Material provided:
++++++++++++++++++++

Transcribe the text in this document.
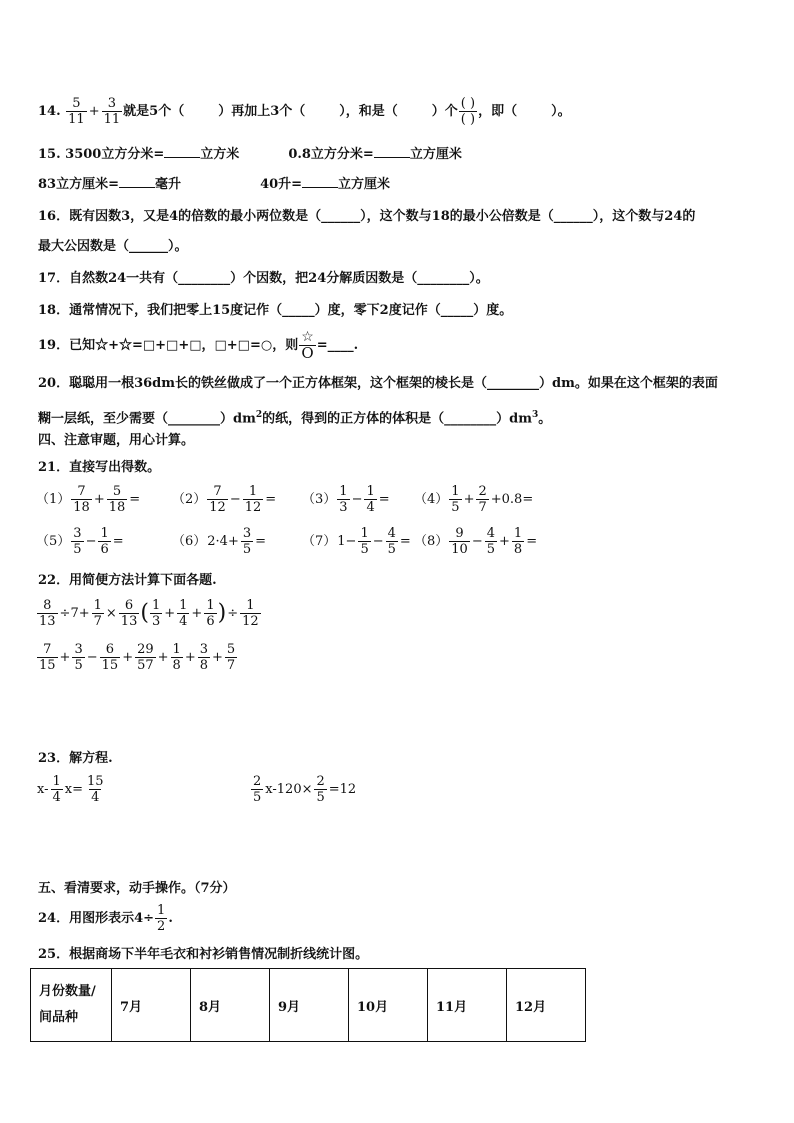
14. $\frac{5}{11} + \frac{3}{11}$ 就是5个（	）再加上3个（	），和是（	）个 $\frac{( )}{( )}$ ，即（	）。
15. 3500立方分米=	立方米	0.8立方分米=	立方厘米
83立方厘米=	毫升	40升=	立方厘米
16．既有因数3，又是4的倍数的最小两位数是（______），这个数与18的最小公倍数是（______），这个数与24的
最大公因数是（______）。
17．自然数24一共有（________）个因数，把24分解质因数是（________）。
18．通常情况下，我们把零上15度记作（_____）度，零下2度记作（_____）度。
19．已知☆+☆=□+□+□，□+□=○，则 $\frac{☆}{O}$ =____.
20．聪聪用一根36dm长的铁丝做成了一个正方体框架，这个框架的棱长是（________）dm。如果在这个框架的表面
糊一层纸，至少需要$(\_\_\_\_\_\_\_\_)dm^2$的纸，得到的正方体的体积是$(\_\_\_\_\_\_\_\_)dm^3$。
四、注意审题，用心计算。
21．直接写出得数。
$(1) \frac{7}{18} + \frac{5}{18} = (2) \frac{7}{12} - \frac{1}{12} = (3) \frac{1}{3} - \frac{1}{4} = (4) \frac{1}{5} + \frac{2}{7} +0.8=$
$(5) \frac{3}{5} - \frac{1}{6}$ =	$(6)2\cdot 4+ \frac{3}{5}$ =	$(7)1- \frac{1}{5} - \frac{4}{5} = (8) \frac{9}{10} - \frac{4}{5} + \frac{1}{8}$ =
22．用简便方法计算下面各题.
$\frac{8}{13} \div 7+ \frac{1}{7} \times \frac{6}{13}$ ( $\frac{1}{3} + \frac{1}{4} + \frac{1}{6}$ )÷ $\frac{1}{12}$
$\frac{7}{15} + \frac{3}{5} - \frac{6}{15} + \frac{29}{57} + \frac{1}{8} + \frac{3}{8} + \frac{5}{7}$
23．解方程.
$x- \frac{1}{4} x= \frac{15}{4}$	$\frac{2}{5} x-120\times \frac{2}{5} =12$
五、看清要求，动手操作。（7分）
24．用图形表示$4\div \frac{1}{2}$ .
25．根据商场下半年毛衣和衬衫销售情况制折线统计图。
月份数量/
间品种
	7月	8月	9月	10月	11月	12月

++++++++++++++++++++

Instruction: Report all lines of the data that include the word "frac".

Task response:
14. $\frac{5}{11} + \frac{3}{11}$ 就是5个（	）再加上3个（	），和是（	）个 $\frac{( )}{( )}$ ，即（	）。
19．已知☆+☆=□+□+□，□+□=○，则 $\frac{☆}{O}$ =____.
$(1) \frac{7}{18} + \frac{5}{18} = (2) \frac{7}{12} - \frac{1}{12} = (3) \frac{1}{3} - \frac{1}{4} = (4) \frac{1}{5} + \frac{2}{7} +0.8=$
$(5) \frac{3}{5} - \frac{1}{6}$ =	$(6)2\cdot 4+ \frac{3}{5}$ =	$(7)1- \frac{1}{5} - \frac{4}{5} = (8) \frac{9}{10} - \frac{4}{5} + \frac{1}{8}$ =
$\frac{8}{13} \div 7+ \frac{1}{7} \times \frac{6}{13}$ ( $\frac{1}{3} + \frac{1}{4} + \frac{1}{6}$ )÷ $\frac{1}{12}$
$\frac{7}{15} + \frac{3}{5} - \frac{6}{15} + \frac{29}{57} + \frac{1}{8} + \frac{3}{8} + \frac{5}{7}$
$x- \frac{1}{4} x= \frac{15}{4}$	$\frac{2}{5} x-120\times \frac{2}{5} =12$
24．用图形表示$4\div \frac{1}{2}$ .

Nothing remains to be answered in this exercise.